Problem to solve ::
Transcribe all of the records precisely as they are presented.

Provided records ::

---

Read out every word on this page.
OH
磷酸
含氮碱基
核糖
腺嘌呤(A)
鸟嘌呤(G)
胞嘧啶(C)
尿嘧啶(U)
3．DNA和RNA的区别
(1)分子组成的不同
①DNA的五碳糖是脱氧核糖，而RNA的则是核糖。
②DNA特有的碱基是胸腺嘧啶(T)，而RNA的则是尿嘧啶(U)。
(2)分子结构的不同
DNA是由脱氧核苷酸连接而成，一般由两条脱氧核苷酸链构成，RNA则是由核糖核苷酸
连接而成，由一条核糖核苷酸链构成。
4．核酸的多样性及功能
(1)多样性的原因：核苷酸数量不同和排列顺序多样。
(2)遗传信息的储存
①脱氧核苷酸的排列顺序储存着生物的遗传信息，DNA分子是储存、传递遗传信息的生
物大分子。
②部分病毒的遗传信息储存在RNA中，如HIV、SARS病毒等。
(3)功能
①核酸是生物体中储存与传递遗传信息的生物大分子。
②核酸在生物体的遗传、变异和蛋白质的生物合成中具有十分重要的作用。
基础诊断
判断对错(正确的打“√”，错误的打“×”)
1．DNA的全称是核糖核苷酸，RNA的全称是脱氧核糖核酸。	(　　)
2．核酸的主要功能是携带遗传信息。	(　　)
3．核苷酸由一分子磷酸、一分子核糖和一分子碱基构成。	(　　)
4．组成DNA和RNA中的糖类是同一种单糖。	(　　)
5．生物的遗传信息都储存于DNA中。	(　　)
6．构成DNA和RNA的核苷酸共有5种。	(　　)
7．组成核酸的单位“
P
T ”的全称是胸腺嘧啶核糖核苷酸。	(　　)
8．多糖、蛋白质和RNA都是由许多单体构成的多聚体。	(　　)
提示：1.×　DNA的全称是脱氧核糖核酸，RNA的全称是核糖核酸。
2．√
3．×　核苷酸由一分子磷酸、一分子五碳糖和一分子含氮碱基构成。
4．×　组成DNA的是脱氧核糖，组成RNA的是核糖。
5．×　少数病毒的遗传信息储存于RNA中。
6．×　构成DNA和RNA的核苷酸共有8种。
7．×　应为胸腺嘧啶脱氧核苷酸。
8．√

---

Task response ::
Read out every word on this page.
OH
磷酸
含氮碱基
核糖
腺嘌呤(A)
鸟嘌呤(G)
胞嘧啶(C)
尿嘧啶(U)
3．DNA和RNA的区别
(1)分子组成的不同
①DNA的五碳糖是脱氧核糖，而RNA的则是核糖。
②DNA特有的碱基是胸腺嘧啶(T)，而RNA的则是尿嘧啶(U)。
(2)分子结构的不同
DNA是由脱氧核苷酸连接而成，一般由两条脱氧核苷酸链构成，RNA则是由核糖核苷酸
连接而成，由一条核糖核苷酸链构成。
4．核酸的多样性及功能
(1)多样性的原因：核苷酸数量不同和排列顺序多样。
(2)遗传信息的储存
①脱氧核苷酸的排列顺序储存着生物的遗传信息，DNA分子是储存、传递遗传信息的生
物大分子。
②部分病毒的遗传信息储存在RNA中，如HIV、SARS病毒等。
(3)功能
①核酸是生物体中储存与传递遗传信息的生物大分子。
②核酸在生物体的遗传、变异和蛋白质的生物合成中具有十分重要的作用。
基础诊断
判断对错(正确的打“√”，错误的打“×”)
1．DNA的全称是核糖核苷酸，RNA的全称是脱氧核糖核酸。	(　　)
2．核酸的主要功能是携带遗传信息。	(　　)
3．核苷酸由一分子磷酸、一分子核糖和一分子碱基构成。	(　　)
4．组成DNA和RNA中的糖类是同一种单糖。	(　　)
5．生物的遗传信息都储存于DNA中。	(　　)
6．构成DNA和RNA的核苷酸共有5种。	(　　)
7．组成核酸的单位“
P
T ”的全称是胸腺嘧啶核糖核苷酸。	(　　)
8．多糖、蛋白质和RNA都是由许多单体构成的多聚体。	(　　)
提示：1.×　DNA的全称是脱氧核糖核酸，RNA的全称是核糖核酸。
2．√
3．×　核苷酸由一分子磷酸、一分子五碳糖和一分子含氮碱基构成。
4．×　组成DNA的是脱氧核糖，组成RNA的是核糖。
5．×　少数病毒的遗传信息储存于RNA中。
6．×　构成DNA和RNA的核苷酸共有8种。
7．×　应为胸腺嘧啶脱氧核苷酸。
8．√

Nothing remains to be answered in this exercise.